■ Required task
Copy the passage of the search service article between "When designing a" and "by data partitioning.", inclusive.

■ Selected passage
══════════════════════════════
Design Search Service at Scale (Master-Worker Architecture)

An overview of how to approach a distributed microservice in terms of scalability and fault tolerance.

When designing a search or any other microservice at scale, there are a couple of questions popping up in our heads on reliability and dynamicity. There are multiple ways of achieving a fault-tolerant and reliable service. In this article, I will discuss one way to achieve this by introducing parallel computation followed by data partitioning.

Let us list down the key elements of our design:

1. We want to make it scalable, fault-tolerant, fast, and reliable.
2. We will follow the master-worker architecture and parallel computation and aggregate the results before sending the response to the client.
3. We will allow the loosely coupled and scalable components of our system to register themselves to the corresponding service registry.
4. We will partition the data across a shared database.

System architecture for a scalable Search Service

Leader and Workers interaction

The leader registers itself to the Coordinator Service Registry while the workers register themselves to the Worker Service Registry. Whenever either of the services goes down, it's deregistered from the Service Registry.

A Service Registry is a way for the Load Balancers to discover the healthy instances of a service.

The Leader receives the query and delegates tasks to each of the worker nodes after checking their health status from the Worker Service Registry.

The datasets are huge, so they are partitioned based on a key or a combination of keys. When the Worker nodes receive a task from the Leader Node, based on the task description they read and find the exact partition to the data from. This calculation can be done by the leader using a hash function.

How do we handle failures in this design?

1. If one of the leaders goes down, the leader election brings up a new leader among the available worker nodes and registers the new leader to the Coordinator Service Registry.
2. When the workers go down, the partitioning logic in the Leader node assigns tasks to the remaining workers so that none of the partitions are left unread.
3. The load balancer checks the Coordinator Service Registry and routes the traffic to the available clusters. In case, we see that a few of the clusters are heavily loaded with requests, we can implement logic on the load balancer's end to route the traffic uniformly to the available clusters.
══════════════════════════════
Element and region listings
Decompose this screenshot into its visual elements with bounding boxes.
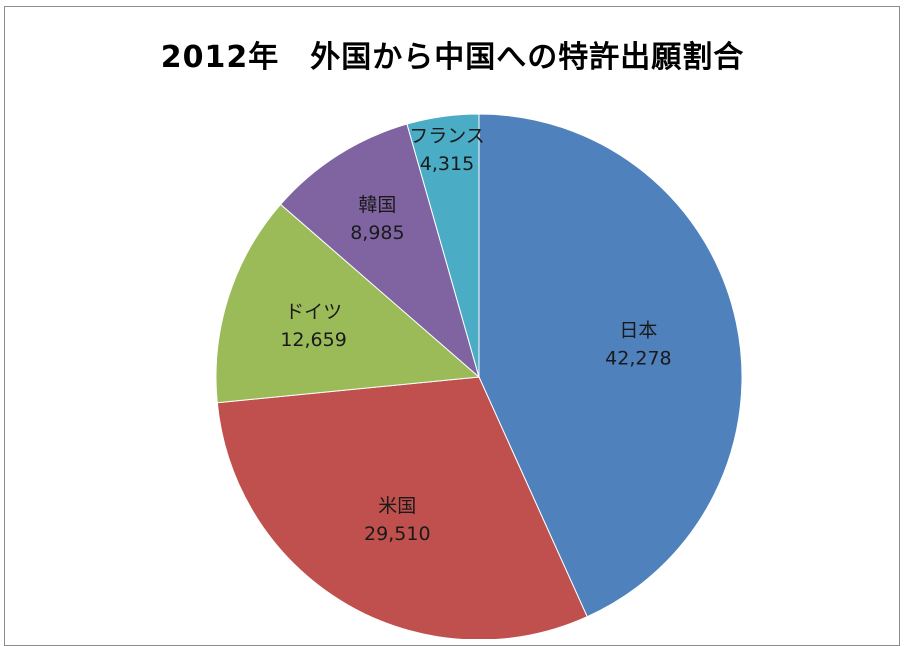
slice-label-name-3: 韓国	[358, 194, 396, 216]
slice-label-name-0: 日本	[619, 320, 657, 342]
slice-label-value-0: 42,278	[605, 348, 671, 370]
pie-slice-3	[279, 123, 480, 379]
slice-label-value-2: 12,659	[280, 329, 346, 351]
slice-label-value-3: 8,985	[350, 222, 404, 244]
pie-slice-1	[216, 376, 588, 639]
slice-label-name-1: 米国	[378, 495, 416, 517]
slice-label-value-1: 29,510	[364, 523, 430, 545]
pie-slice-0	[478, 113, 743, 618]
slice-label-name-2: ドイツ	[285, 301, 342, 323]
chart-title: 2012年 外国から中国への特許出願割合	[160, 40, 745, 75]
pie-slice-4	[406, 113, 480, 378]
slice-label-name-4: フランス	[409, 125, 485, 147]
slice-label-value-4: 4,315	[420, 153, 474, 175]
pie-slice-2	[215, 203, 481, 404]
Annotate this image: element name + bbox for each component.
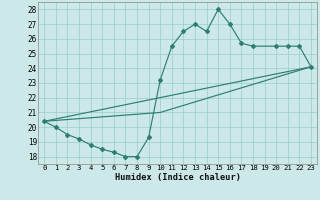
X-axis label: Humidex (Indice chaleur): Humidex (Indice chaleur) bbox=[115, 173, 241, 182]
══════════════════════════════
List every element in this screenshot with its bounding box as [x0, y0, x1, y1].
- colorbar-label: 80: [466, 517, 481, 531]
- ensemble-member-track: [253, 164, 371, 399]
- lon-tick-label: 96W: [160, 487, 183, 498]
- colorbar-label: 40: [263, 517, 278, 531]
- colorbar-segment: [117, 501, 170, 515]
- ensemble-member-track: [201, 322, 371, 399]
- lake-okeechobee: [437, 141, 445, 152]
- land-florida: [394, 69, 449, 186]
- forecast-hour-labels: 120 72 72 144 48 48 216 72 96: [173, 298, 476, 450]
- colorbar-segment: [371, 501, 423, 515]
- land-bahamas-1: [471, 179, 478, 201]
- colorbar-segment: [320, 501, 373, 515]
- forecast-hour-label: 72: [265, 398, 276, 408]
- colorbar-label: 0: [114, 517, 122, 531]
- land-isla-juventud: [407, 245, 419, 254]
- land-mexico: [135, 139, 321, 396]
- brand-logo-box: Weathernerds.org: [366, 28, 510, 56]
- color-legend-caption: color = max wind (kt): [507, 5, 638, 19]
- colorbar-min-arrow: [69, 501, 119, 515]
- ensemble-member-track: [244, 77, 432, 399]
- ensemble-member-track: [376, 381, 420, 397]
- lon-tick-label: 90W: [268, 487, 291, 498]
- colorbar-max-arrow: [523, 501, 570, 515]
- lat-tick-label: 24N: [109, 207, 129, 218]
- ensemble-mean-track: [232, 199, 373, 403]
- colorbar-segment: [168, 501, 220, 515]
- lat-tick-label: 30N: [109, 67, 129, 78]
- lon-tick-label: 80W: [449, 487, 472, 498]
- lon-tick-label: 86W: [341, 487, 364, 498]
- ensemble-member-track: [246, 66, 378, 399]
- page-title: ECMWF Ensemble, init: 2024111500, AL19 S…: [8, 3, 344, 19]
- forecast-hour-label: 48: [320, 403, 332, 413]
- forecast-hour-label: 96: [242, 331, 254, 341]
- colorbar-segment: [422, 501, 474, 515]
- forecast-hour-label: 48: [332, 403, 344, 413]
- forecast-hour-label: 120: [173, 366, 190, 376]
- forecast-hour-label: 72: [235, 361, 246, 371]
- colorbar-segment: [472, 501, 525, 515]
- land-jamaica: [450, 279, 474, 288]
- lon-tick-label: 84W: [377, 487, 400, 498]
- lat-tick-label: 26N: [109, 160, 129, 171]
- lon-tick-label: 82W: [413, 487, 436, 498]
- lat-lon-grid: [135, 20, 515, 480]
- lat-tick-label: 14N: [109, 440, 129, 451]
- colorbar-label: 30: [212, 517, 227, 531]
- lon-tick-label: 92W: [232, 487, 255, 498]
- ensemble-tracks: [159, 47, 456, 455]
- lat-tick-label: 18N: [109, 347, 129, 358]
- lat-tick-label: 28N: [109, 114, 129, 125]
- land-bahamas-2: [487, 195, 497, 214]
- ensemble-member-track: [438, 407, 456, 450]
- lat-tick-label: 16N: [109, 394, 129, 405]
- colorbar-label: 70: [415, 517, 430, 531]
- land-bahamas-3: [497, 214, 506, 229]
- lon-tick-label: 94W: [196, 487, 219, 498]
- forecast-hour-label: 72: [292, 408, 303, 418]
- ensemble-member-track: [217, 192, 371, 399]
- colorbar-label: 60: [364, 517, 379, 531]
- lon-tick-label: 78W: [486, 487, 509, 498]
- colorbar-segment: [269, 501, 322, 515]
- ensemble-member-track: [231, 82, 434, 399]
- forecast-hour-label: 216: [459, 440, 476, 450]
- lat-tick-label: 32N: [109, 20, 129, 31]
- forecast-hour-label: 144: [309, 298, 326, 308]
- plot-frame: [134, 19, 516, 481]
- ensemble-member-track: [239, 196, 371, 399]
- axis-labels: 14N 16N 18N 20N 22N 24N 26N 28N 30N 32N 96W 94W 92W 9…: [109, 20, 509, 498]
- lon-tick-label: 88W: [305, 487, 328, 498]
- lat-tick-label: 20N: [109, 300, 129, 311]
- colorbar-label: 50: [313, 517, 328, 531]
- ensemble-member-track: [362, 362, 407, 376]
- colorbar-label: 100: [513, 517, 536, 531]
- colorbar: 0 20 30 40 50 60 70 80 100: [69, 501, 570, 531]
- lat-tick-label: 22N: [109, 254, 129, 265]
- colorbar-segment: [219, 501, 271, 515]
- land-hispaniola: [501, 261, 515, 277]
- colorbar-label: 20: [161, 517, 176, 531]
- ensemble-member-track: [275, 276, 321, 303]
══════════════════════════════
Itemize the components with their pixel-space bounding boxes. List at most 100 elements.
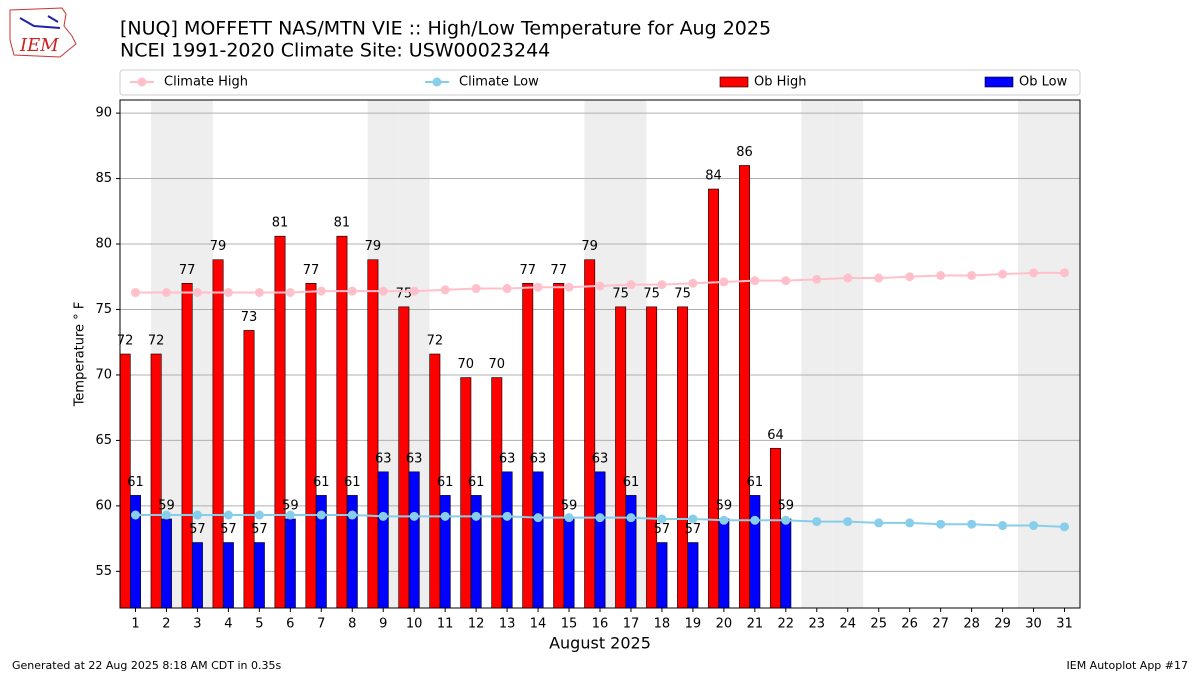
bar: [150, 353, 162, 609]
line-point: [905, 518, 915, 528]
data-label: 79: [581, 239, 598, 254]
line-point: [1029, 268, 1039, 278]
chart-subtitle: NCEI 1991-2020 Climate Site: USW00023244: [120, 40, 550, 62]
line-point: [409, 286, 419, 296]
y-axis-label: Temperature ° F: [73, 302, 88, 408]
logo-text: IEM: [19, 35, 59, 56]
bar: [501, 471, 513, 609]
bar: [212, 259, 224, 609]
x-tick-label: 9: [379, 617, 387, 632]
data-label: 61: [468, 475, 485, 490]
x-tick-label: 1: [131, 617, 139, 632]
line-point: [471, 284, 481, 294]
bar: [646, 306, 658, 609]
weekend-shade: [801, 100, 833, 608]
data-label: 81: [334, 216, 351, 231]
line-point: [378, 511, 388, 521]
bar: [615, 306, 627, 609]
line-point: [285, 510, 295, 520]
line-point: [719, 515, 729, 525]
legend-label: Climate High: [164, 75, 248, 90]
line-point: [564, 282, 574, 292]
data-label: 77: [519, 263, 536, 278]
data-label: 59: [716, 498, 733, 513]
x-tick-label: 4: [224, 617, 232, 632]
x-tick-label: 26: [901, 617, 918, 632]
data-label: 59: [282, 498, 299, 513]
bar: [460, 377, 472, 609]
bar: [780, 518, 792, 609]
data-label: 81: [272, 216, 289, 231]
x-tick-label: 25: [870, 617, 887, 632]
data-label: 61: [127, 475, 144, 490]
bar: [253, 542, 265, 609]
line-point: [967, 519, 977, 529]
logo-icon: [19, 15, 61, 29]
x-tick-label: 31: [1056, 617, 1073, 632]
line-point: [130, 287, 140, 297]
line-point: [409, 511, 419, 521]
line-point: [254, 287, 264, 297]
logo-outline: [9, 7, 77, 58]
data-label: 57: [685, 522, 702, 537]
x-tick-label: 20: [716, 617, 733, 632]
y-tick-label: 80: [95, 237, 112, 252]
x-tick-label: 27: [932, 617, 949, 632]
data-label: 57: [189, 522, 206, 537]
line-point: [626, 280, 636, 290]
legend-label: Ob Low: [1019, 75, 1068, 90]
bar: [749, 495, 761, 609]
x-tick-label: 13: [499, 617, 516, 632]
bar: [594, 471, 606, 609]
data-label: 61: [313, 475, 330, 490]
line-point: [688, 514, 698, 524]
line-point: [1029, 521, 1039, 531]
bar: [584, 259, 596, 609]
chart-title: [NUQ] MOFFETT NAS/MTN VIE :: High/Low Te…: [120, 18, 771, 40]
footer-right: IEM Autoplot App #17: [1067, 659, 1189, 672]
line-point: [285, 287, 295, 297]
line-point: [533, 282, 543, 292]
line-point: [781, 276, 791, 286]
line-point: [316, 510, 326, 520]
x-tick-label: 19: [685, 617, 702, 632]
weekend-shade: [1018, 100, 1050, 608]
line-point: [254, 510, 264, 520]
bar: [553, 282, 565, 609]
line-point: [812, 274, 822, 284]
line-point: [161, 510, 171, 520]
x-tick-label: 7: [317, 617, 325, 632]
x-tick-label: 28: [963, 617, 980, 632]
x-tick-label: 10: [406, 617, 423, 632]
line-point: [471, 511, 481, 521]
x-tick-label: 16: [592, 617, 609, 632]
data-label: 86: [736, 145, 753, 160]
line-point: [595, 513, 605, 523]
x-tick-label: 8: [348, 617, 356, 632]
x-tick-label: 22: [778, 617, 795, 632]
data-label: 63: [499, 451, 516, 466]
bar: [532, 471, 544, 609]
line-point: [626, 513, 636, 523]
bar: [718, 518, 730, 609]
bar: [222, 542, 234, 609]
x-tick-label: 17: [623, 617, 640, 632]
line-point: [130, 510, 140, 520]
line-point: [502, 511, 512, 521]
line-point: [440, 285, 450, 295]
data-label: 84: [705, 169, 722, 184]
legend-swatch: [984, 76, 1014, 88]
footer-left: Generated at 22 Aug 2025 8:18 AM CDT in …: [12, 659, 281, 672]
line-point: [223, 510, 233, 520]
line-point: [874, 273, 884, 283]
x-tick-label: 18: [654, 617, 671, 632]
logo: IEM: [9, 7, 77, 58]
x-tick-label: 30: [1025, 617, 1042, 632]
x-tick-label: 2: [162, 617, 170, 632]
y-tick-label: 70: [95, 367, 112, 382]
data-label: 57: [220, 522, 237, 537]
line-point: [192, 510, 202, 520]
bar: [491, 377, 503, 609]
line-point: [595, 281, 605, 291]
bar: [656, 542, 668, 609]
══════════════════════════════
■ Reply to the task
When designing a search or any other microservice at scale, there are a couple of questions popping up in our heads on reliability and dynamicity. There are multiple ways of achieving a fault-tolerant and reliable service. In this article, I will discuss one way to achieve this by introducing parallel computation followed by data partitioning.